===== Provided information =====

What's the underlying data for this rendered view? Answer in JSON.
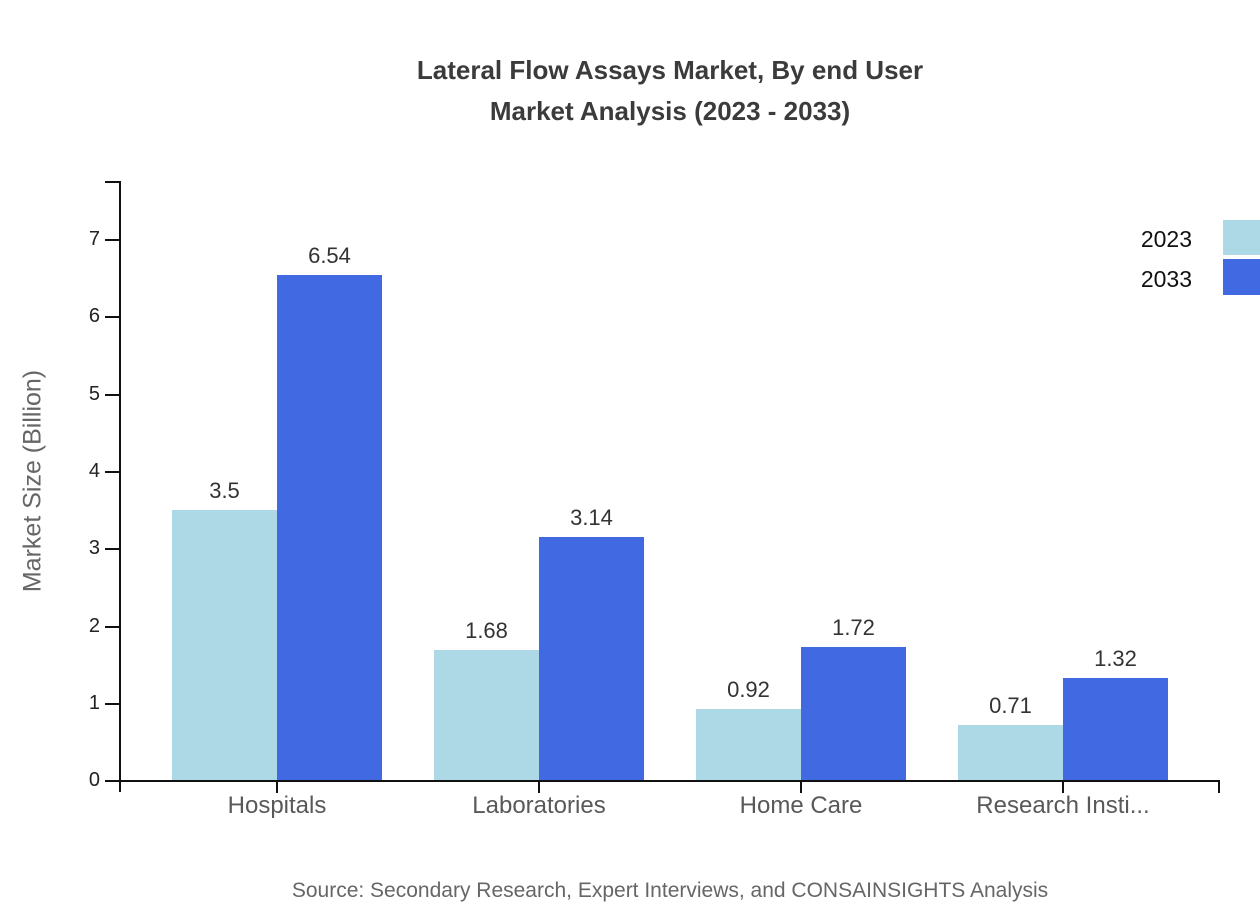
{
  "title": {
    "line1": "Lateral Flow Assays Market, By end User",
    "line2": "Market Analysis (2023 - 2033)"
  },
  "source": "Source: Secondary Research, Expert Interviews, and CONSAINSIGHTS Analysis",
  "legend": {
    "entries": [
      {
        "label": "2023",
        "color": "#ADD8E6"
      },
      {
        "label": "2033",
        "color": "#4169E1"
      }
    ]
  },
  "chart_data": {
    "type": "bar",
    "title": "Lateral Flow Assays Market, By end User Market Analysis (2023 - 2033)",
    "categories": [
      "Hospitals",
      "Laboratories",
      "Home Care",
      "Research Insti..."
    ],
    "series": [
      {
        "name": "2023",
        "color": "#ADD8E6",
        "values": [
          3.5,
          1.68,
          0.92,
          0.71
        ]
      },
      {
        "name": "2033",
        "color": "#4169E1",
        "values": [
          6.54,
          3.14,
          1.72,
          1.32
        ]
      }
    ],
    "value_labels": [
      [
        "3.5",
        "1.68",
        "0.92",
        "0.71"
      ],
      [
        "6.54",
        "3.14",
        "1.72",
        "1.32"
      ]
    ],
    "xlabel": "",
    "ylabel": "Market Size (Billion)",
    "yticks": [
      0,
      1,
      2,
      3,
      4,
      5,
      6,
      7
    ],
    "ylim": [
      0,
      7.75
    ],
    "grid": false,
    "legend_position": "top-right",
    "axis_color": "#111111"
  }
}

=====

Task
All entries are to be retyped exactly. Omit any embedded images.

Output below
What's the underlying data for this rendered view? Answer in JSON.
{
  "title": {
    "line1": "Lateral Flow Assays Market, By end User",
    "line2": "Market Analysis (2023 - 2033)"
  },
  "source": "Source: Secondary Research, Expert Interviews, and CONSAINSIGHTS Analysis",
  "legend": {
    "entries": [
      {
        "label": "2023",
        "color": "#ADD8E6"
      },
      {
        "label": "2033",
        "color": "#4169E1"
      }
    ]
  },
  "chart_data": {
    "type": "bar",
    "title": "Lateral Flow Assays Market, By end User Market Analysis (2023 - 2033)",
    "categories": [
      "Hospitals",
      "Laboratories",
      "Home Care",
      "Research Insti..."
    ],
    "series": [
      {
        "name": "2023",
        "color": "#ADD8E6",
        "values": [
          3.5,
          1.68,
          0.92,
          0.71
        ]
      },
      {
        "name": "2033",
        "color": "#4169E1",
        "values": [
          6.54,
          3.14,
          1.72,
          1.32
        ]
      }
    ],
    "value_labels": [
      [
        "3.5",
        "1.68",
        "0.92",
        "0.71"
      ],
      [
        "6.54",
        "3.14",
        "1.72",
        "1.32"
      ]
    ],
    "xlabel": "",
    "ylabel": "Market Size (Billion)",
    "yticks": [
      0,
      1,
      2,
      3,
      4,
      5,
      6,
      7
    ],
    "ylim": [
      0,
      7.75
    ],
    "grid": false,
    "legend_position": "top-right",
    "axis_color": "#111111"
  }
}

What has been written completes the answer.